(What the exercise asks): Locate the lines of the listing below that hold "content", then copy each of them.

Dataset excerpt
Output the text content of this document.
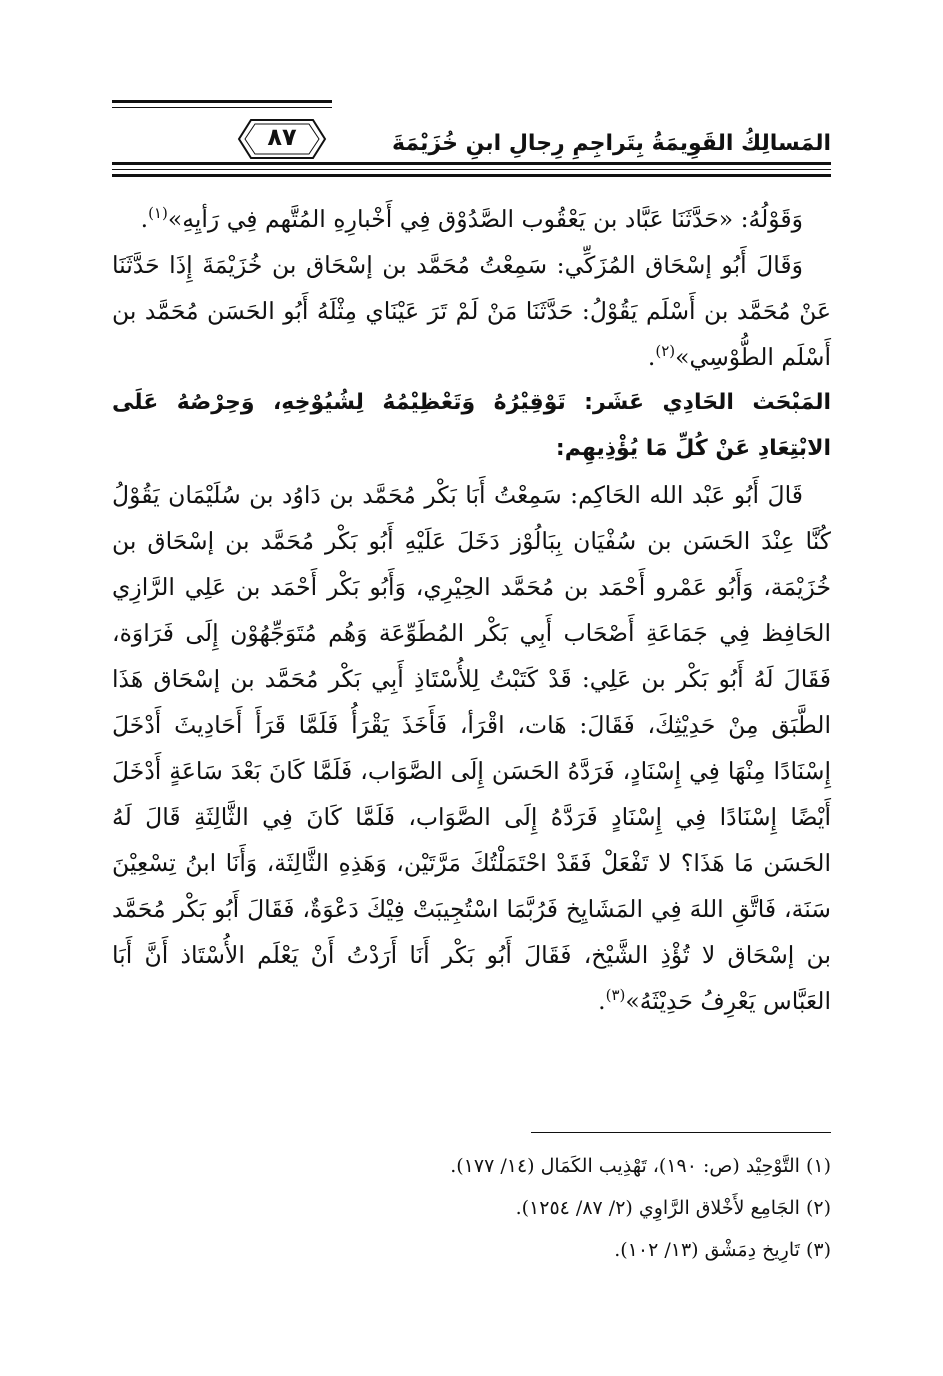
المَسالِكُ القَوِيمَةُ بِتَراجِمِ رِجالِ ابنِ خُزَيْمَةَ
٨٧

وَقَوْلُهُ: «حَدَّثَنَا عَبَّاد بن يَعْقُوب الصَّدُوْق فِي أَخْبارِهِ المُتَّهم فِي رَأيِهِ»$^{(١)}$.

وَقَالَ أَبُو إسْحَاق المُزَكِّي: سَمِعْتُ مُحَمَّد بن إسْحَاق بن خُزَيْمَةَ إِذَا حَدَّثَنَا عَنْ مُحَمَّد بن أَسْلَم يَقُوْلُ: حَدَّثَنَا مَنْ لَمْ تَرَ عَيْنَاي مِثْلَهُ أَبُو الحَسَن مُحَمَّد بن أَسْلَم الطُّوْسِي»$^{(٢)}$.

المَبْحَث الحَادِي عَشَر: تَوْقِيْرُهُ وَتَعْظِيْمُهُ لِشُيُوْخِهِ، وَحِرْصُهُ عَلَى الابْتِعَادِ عَنْ كُلِّ مَا يُؤْذِيهِم:

قَالَ أَبُو عَبْد الله الحَاكِم: سَمِعْتُ أَبَا بَكْر مُحَمَّد بن دَاوُد بن سُلَيْمَان يَقُوْلُ كُنَّا عِنْدَ الحَسَن بن سُفْيَان بِبَالُوْز دَخَلَ عَلَيْهِ أَبُو بَكْر مُحَمَّد بن إسْحَاق بن خُزَيْمَة، وَأَبُو عَمْرو أَحْمَد بن مُحَمَّد الحِيْرِي، وَأَبُو بَكْر أَحْمَد بن عَلِي الرَّازِي الحَافِظ فِي جَمَاعَةِ أَصْحَاب أَبِي بَكْر المُطَوِّعَة وَهُم مُتَوَجِّهُوْن إِلَى فَرَاوَة، فَقَالَ لَهُ أَبُو بَكْر بن عَلِي: قَدْ كَتَبْتُ لِلأُسْتَاذِ أَبِي بَكْر مُحَمَّد بن إسْحَاق هَذَا الطَّبَق مِنْ حَدِيْثِكَ، فَقَالَ: هَات، اقْرَأ، فَأَخَذَ يَقْرَأُ فَلَمَّا قَرَأَ أَحَادِيثَ أَدْخَلَ إِسْنَادًا مِنْهَا فِي إِسْنَادٍ، فَرَدَّهُ الحَسَن إِلَى الصَّوَاب، فَلَمَّا كَانَ بَعْدَ سَاعَةٍ أَدْخَلَ أَيْضًا إِسْنَادًا فِي إِسْنَادٍ فَرَدَّهُ إِلَى الصَّوَاب، فَلَمَّا كَانَ فِي الثَّالِثَةِ قَالَ لَهُ الحَسَن مَا هَذَا؟ لا تَفْعَلْ فَقَدْ احْتَمَلْتُكَ مَرَّتَيْن، وَهَذِهِ الثَّالِثَة، وَأَنَا ابنُ تِسْعِيْنَ سَنَة، فَاتَّقِ اللهَ فِي المَشَايِخ فَرُبَّمَا اسْتُجِيبَتْ فِيْكَ دَعْوَةٌ، فَقَالَ أَبُو بَكْر مُحَمَّد بن إسْحَاق لا تُؤْذِ الشَّيْخ، فَقَالَ أَبُو بَكْر أَنَا أَرَدْتُ أَنْ يَعْلَم الأُسْتَاذ أَنَّ أَبَا العَبَّاس يَعْرِفُ حَدِيْثَهُ»$^{(٣)}$.

(١) التَّوْحِيْد (ص: ١٩٠)، تَهْذِيب الكَمَال (١٤/ ١٧٧).

(٢) الجَامِع لأَخْلاق الرَّاوِي (٢/ ٨٧/ ١٢٥٤).

(٣) تَارِيخ دِمَشْق (١٣/ ١٠٢).
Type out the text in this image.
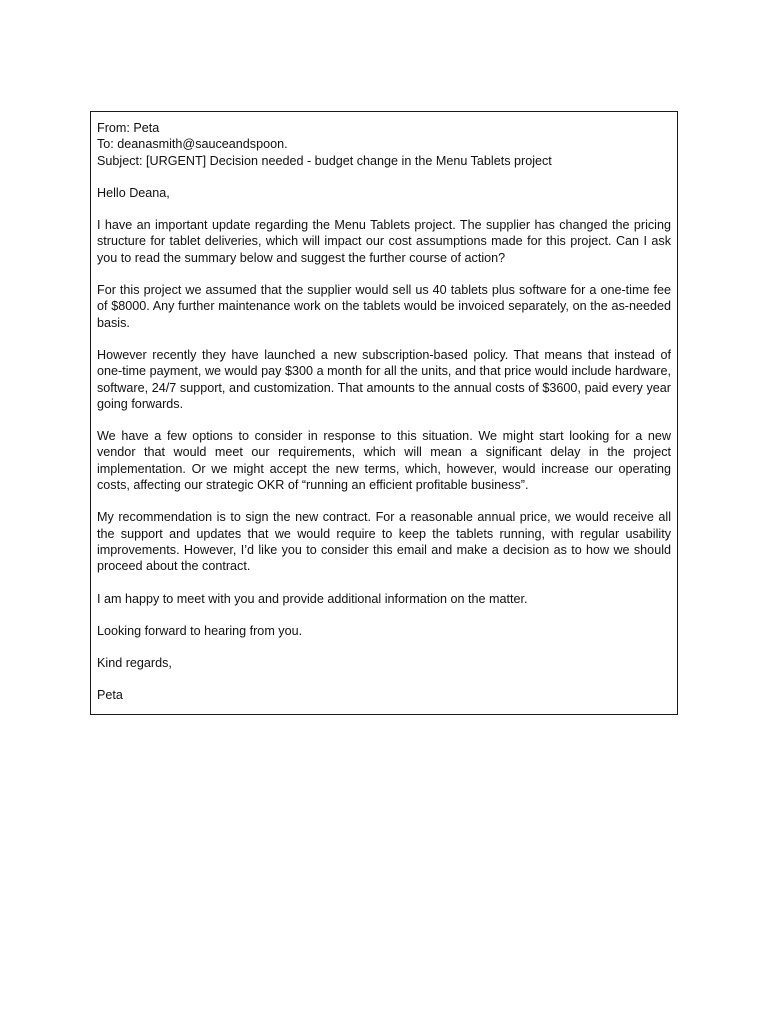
From: Peta
To: deanasmith@sauceandspoon.
Subject: [URGENT] Decision needed - budget change in the Menu Tablets project

Hello Deana,

I have an important update regarding the Menu Tablets project. The supplier has changed the pricing structure for tablet deliveries, which will impact our cost assumptions made for this project. Can I ask you to read the summary below and suggest the further course of action?

For this project we assumed that the supplier would sell us 40 tablets plus software for a one-time fee of $8000. Any further maintenance work on the tablets would be invoiced separately, on the as-needed basis.

However recently they have launched a new subscription-based policy. That means that instead of one-time payment, we would pay $300 a month for all the units, and that price would include hardware, software, 24/7 support, and customization. That amounts to the annual costs of $3600, paid every year going forwards.

We have a few options to consider in response to this situation. We might start looking for a new vendor that would meet our requirements, which will mean a significant delay in the project implementation. Or we might accept the new terms, which, however, would increase our operating costs, affecting our strategic OKR of “running an efficient profitable business”.

My recommendation is to sign the new contract. For a reasonable annual price, we would receive all the support and updates that we would require to keep the tablets running, with regular usability improvements. However, I’d like you to consider this email and make a decision as to how we should proceed about the contract.

I am happy to meet with you and provide additional information on the matter.

Looking forward to hearing from you.

Kind regards,

Peta
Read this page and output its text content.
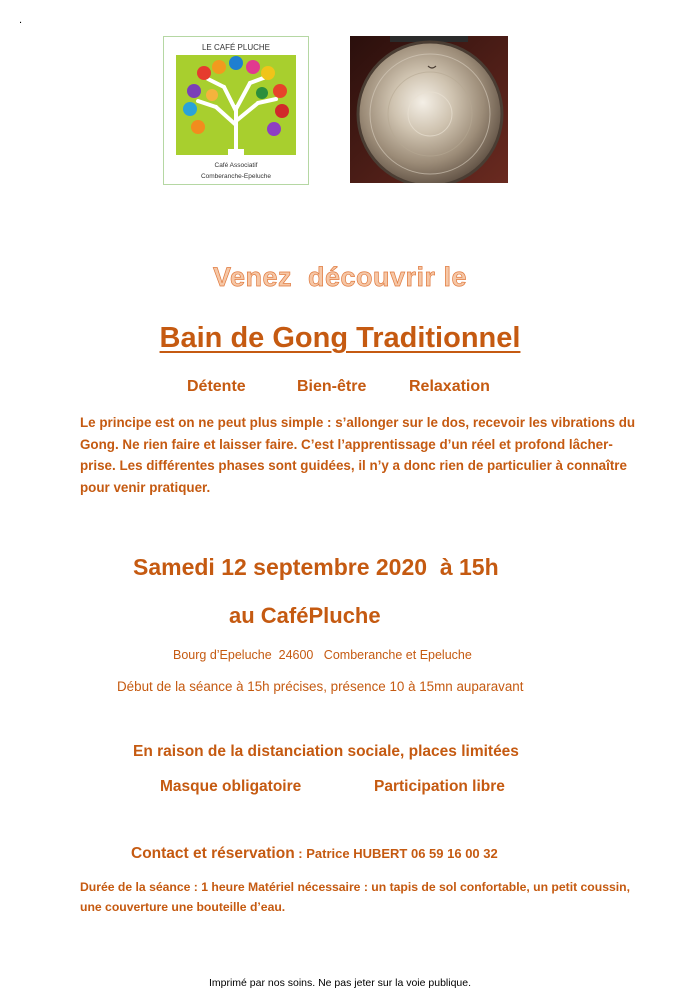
.
LE CAFÉ PLUCHE
Café Associatif
Comberanche-Epeluche
Venez découvrir le
Bain de Gong Traditionnel
Détente	Bien-être	Relaxation
Le principe est on ne peut plus simple : s’allonger sur le dos, recevoir les vibrations du Gong. Ne rien faire et laisser faire. C’est l’apprentissage d’un réel et profond lâcher-prise. Les différentes phases sont guidées, il n’y a donc rien de particulier à connaître pour venir pratiquer.
Samedi 12 septembre 2020  à 15h
au CaféPluche
Bourg d’Epeluche  24600   Comberanche et Epeluche
Début de la séance à 15h précises, présence 10 à 15mn auparavant
En raison de la distanciation sociale, places limitées
Masque obligatoire	Participation libre
Contact et réservation : Patrice HUBERT 06 59 16 00 32
Durée de la séance : 1 heure Matériel nécessaire : un tapis de sol confortable, un petit coussin, une couverture une bouteille d’eau.
Imprimé par nos soins. Ne pas jeter sur la voie publique.
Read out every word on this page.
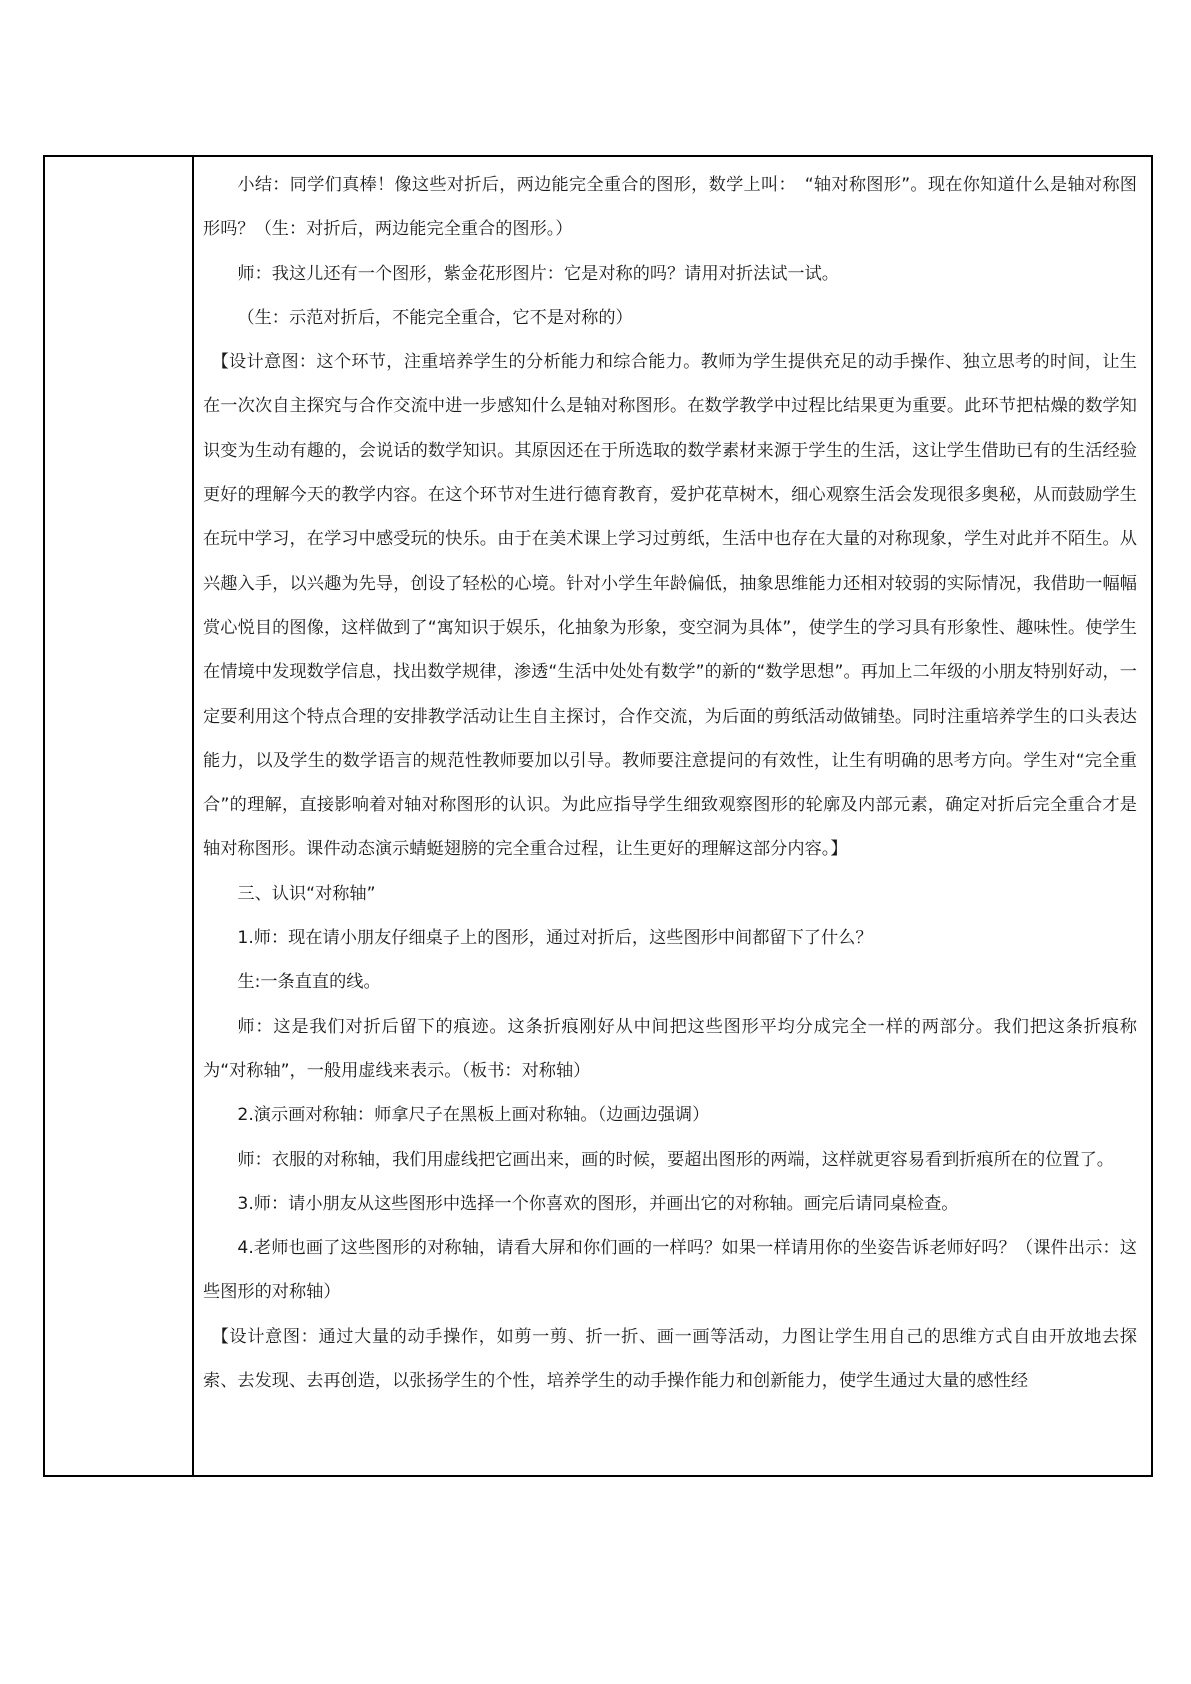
小结：同学们真棒！像这些对折后，两边能完全重合的图形，数学上叫：　“轴对称图形”。现在你知道什么是轴对称图形吗？（生：对折后，两边能完全重合的图形。）

师：我这儿还有一个图形，紫金花形图片：它是对称的吗？请用对折法试一试。

（生：示范对折后，不能完全重合，它不是对称的）

【设计意图：这个环节，注重培养学生的分析能力和综合能力。教师为学生提供充足的动手操作、独立思考的时间，让生在一次次自主探究与合作交流中进一步感知什么是轴对称图形。在数学教学中过程比结果更为重要。此环节把枯燥的数学知识变为生动有趣的，会说话的数学知识。其原因还在于所选取的数学素材来源于学生的生活，这让学生借助已有的生活经验更好的理解今天的教学内容。在这个环节对生进行德育教育，爱护花草树木，细心观察生活会发现很多奥秘，从而鼓励学生在玩中学习，在学习中感受玩的快乐。由于在美术课上学习过剪纸，生活中也存在大量的对称现象，学生对此并不陌生。从兴趣入手，以兴趣为先导，创设了轻松的心境。针对小学生年龄偏低，抽象思维能力还相对较弱的实际情况，我借助一幅幅赏心悦目的图像，这样做到了“寓知识于娱乐，化抽象为形象，变空洞为具体”，使学生的学习具有形象性、趣味性。使学生在情境中发现数学信息，找出数学规律，渗透“生活中处处有数学”的新的“数学思想”。再加上二年级的小朋友特别好动，一定要利用这个特点合理的安排教学活动让生自主探讨，合作交流，为后面的剪纸活动做铺垫。同时注重培养学生的口头表达能力，以及学生的数学语言的规范性教师要加以引导。教师要注意提问的有效性，让生有明确的思考方向。学生对“完全重合”的理解，直接影响着对轴对称图形的认识。为此应指导学生细致观察图形的轮廓及内部元素，确定对折后完全重合才是轴对称图形。课件动态演示蜻蜓翅膀的完全重合过程，让生更好的理解这部分内容。】

三、认识“对称轴”

1.师：现在请小朋友仔细桌子上的图形，通过对折后，这些图形中间都留下了什么？

生:一条直直的线。

师：这是我们对折后留下的痕迹。这条折痕刚好从中间把这些图形平均分成完全一样的两部分。我们把这条折痕称为“对称轴”，一般用虚线来表示。（板书：对称轴）

2.演示画对称轴：师拿尺子在黑板上画对称轴。（边画边强调）

师：衣服的对称轴，我们用虚线把它画出来，画的时候，要超出图形的两端，这样就更容易看到折痕所在的位置了。

3.师：请小朋友从这些图形中选择一个你喜欢的图形，并画出它的对称轴。画完后请同桌检查。

4.老师也画了这些图形的对称轴，请看大屏和你们画的一样吗？如果一样请用你的坐姿告诉老师好吗？（课件出示：这些图形的对称轴）

【设计意图：通过大量的动手操作，如剪一剪、折一折、画一画等活动，力图让学生用自己的思维方式自由开放地去探索、去发现、去再创造，以张扬学生的个性，培养学生的动手操作能力和创新能力，使学生通过大量的感性经
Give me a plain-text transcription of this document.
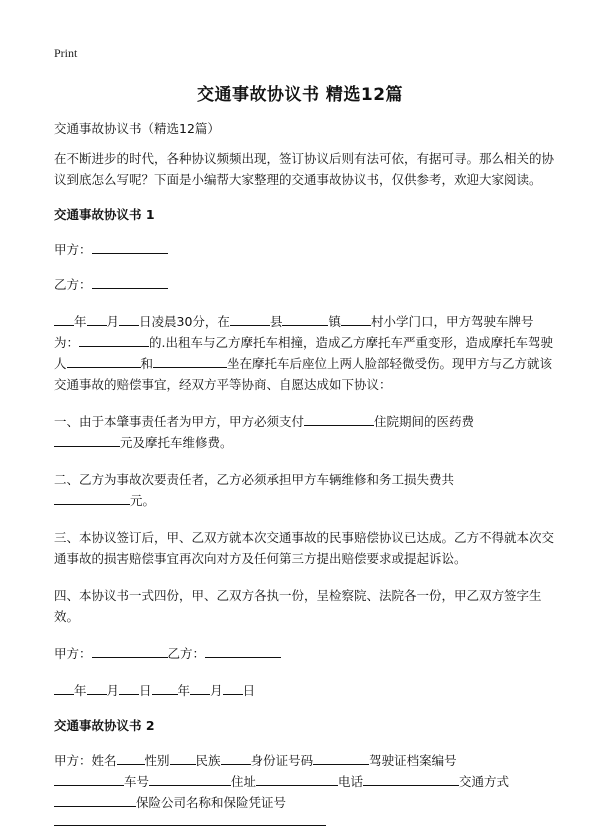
Print
交通事故协议书 精选12篇

交通事故协议书（精选12篇）

在不断进步的时代，各种协议频频出现，签订协议后则有法可依，有据可寻。那么相关的协议到底怎么写呢？下面是小编帮大家整理的交通事故协议书，仅供参考，欢迎大家阅读。

交通事故协议书 1

甲方：

乙方：

年 月 日凌晨30分，在	县	镇 村小学门口，甲方驾驶车牌号为：	的.出租车与乙方摩托车相撞，造成乙方摩托车严重变形，造成摩托车驾驶人	和	坐在摩托车后座位上两人脸部轻微受伤。现甲方与乙方就该交通事故的赔偿事宜，经双方平等协商、自愿达成如下协议：

一、由于本肇事责任者为甲方，甲方必须支付	住院期间的医药费
元及摩托车维修费。

二、乙方为事故次要责任者，乙方必须承担甲方车辆维修和务工损失费共
元。

三、本协议签订后，甲、乙双方就本次交通事故的民事赔偿协议已达成。乙方不得就本次交通事故的损害赔偿事宜再次向对方及任何第三方提出赔偿要求或提起诉讼。

四、本协议书一式四份，甲、乙双方各执一份，呈检察院、法院各一份，甲乙双方签字生效。

甲方：	乙方：

年 月 日 年 月 日

交通事故协议书 2

甲方：姓名 性别 民族 身份证号码	驾驶证档案编号
车号	住址	电话	交通方式
保险公司名称和保险凭证号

(Result of the task):
Output the text content of this document.
Read this page and output its text content.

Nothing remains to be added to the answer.